[start Records for the exercise]

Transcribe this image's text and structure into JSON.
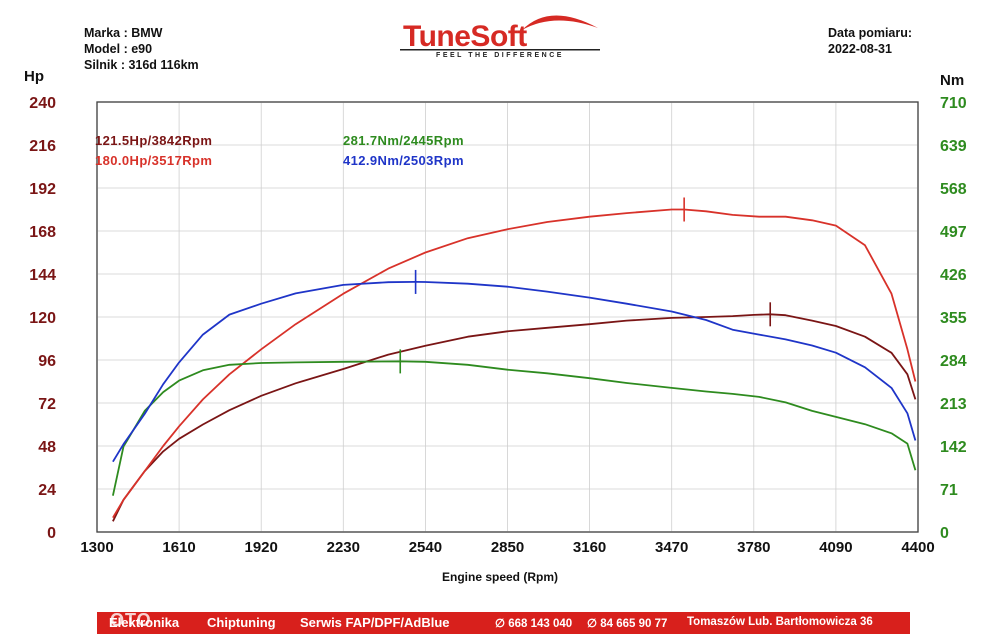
{
  "header": {
    "left_lines": [
      "Marka : BMW",
      "Model : e90",
      "Silnik  : 316d 116km"
    ],
    "date_label": "Data pomiaru:",
    "date_value": "2022-08-31"
  },
  "logo": {
    "word": "TuneSoft",
    "tagline": "FEEL THE DIFFERENCE"
  },
  "footer": {
    "items": [
      "Elektronika",
      "Chiptuning",
      "Serwis FAP/DPF/AdBlue",
      "∅ 668 143 040",
      "∅ 84 665 90 77",
      "Tomaszów Lub. Bartłomowicza 36"
    ],
    "watermark": "OTO"
  },
  "colors": {
    "hp_stock": "#7a1515",
    "hp_tuned": "#d8322a",
    "nm_stock": "#2e8b1f",
    "nm_tuned": "#1f35c8",
    "left_axis": "#7a1515",
    "right_axis": "#2e8b1f"
  },
  "chart_data": {
    "type": "line",
    "xlabel": "Engine speed (Rpm)",
    "ylabel_left": "Hp",
    "ylabel_right": "Nm",
    "xlim": [
      1300,
      4400
    ],
    "ylim_left": [
      0,
      240
    ],
    "ylim_right": [
      0,
      710
    ],
    "x_ticks": [
      1300,
      1610,
      1920,
      2230,
      2540,
      2850,
      3160,
      3470,
      3780,
      4090,
      4400
    ],
    "y_ticks_left": [
      0,
      24,
      48,
      72,
      96,
      120,
      144,
      168,
      192,
      216,
      240
    ],
    "y_ticks_right": [
      0,
      71,
      142,
      213,
      284,
      355,
      426,
      497,
      568,
      639,
      710
    ],
    "grid": true,
    "annotations": [
      {
        "text": "121.5Hp/3842Rpm",
        "color": "#7a1515"
      },
      {
        "text": "180.0Hp/3517Rpm",
        "color": "#d8322a"
      },
      {
        "text": "281.7Nm/2445Rpm",
        "color": "#2e8b1f"
      },
      {
        "text": "412.9Nm/2503Rpm",
        "color": "#1f35c8"
      }
    ],
    "series": [
      {
        "axis": "left",
        "color": "#7a1515",
        "peak_x": 3842,
        "x": [
          1360,
          1400,
          1480,
          1550,
          1610,
          1700,
          1800,
          1920,
          2050,
          2230,
          2400,
          2540,
          2700,
          2850,
          3000,
          3160,
          3300,
          3470,
          3600,
          3700,
          3780,
          3842,
          3900,
          4000,
          4090,
          4200,
          4300,
          4360,
          4390
        ],
        "values": [
          6,
          18,
          34,
          45,
          52,
          60,
          68,
          76,
          83,
          91,
          99,
          104,
          109,
          112,
          114,
          116,
          118,
          119.5,
          120,
          120.5,
          121.2,
          121.5,
          121,
          118,
          115,
          109,
          100,
          88,
          74
        ]
      },
      {
        "axis": "left",
        "color": "#d8322a",
        "peak_x": 3517,
        "x": [
          1360,
          1400,
          1480,
          1550,
          1610,
          1700,
          1800,
          1920,
          2050,
          2230,
          2400,
          2540,
          2700,
          2850,
          3000,
          3160,
          3300,
          3470,
          3517,
          3600,
          3700,
          3800,
          3900,
          4000,
          4090,
          4200,
          4300,
          4360,
          4390
        ],
        "values": [
          8,
          18,
          34,
          48,
          59,
          74,
          88,
          102,
          116,
          133,
          147,
          156,
          164,
          169,
          173,
          176,
          178,
          180,
          180,
          179,
          177,
          176,
          176,
          174,
          171,
          160,
          133,
          102,
          84
        ]
      },
      {
        "axis": "right",
        "color": "#2e8b1f",
        "peak_x": 2445,
        "x": [
          1360,
          1400,
          1480,
          1550,
          1610,
          1700,
          1800,
          1920,
          2050,
          2230,
          2445,
          2540,
          2700,
          2850,
          3000,
          3160,
          3300,
          3470,
          3600,
          3700,
          3800,
          3900,
          4000,
          4090,
          4200,
          4300,
          4360,
          4390
        ],
        "values": [
          60,
          141,
          200,
          231,
          250,
          267,
          276,
          279,
          280,
          281,
          281.7,
          281,
          276,
          268,
          262,
          254,
          246,
          238,
          232,
          228,
          223,
          214,
          200,
          190,
          178,
          163,
          146,
          102
        ]
      },
      {
        "axis": "right",
        "color": "#1f35c8",
        "peak_x": 2503,
        "x": [
          1360,
          1400,
          1480,
          1550,
          1610,
          1700,
          1800,
          1920,
          2050,
          2230,
          2400,
          2503,
          2540,
          2700,
          2850,
          3000,
          3160,
          3300,
          3470,
          3600,
          3700,
          3800,
          3900,
          4000,
          4090,
          4200,
          4300,
          4360,
          4390
        ],
        "values": [
          116,
          145,
          195,
          244,
          280,
          326,
          359,
          377,
          394,
          408,
          412.5,
          412.9,
          412.8,
          410,
          405,
          397,
          387,
          377,
          364,
          350,
          334,
          326,
          318,
          308,
          296,
          272,
          238,
          196,
          151
        ]
      }
    ]
  }
}
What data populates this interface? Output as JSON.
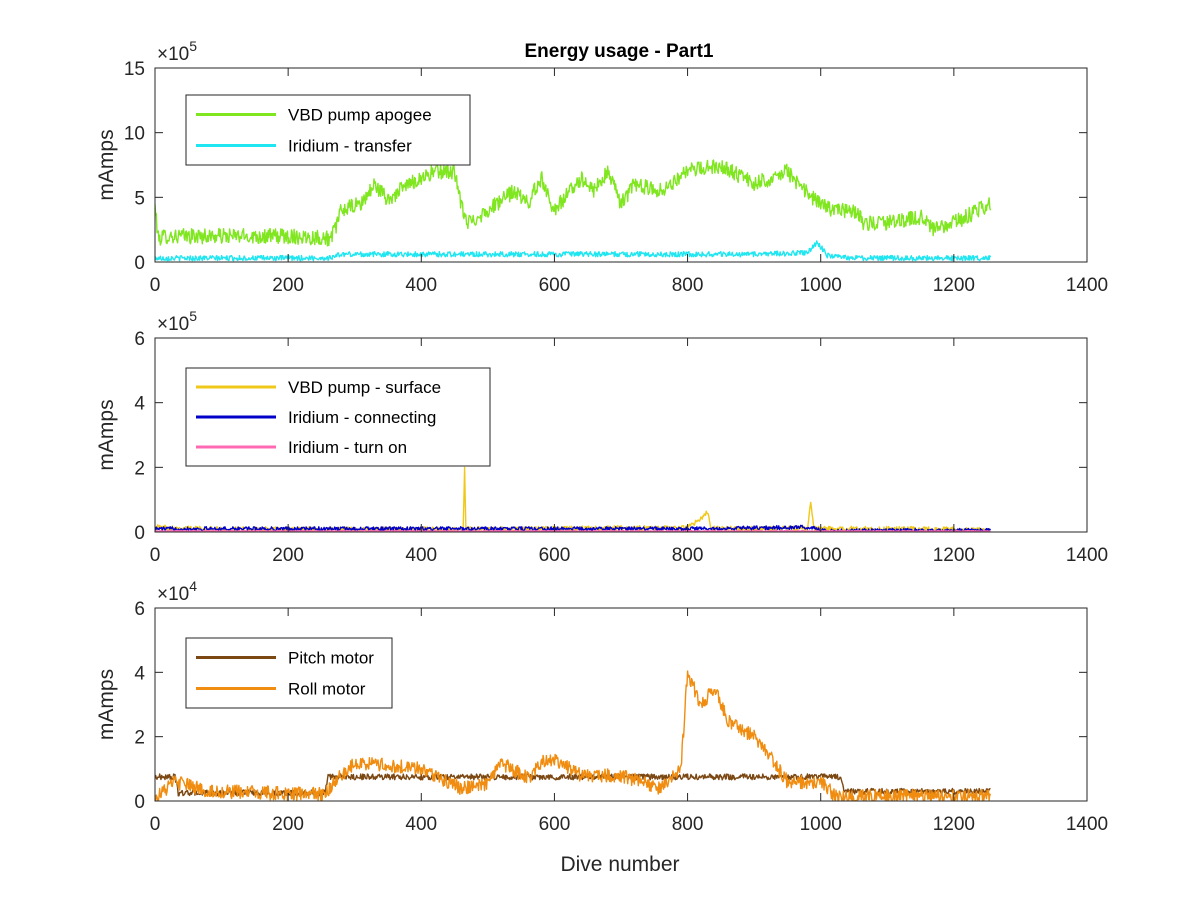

[end Records for the exercise]

(What is being asked) Return every line holding the word "JSON" from the records.

(Exercise result)
Transcribe this image's text and structure into JSON.
What data populates this interface? Output as JSON.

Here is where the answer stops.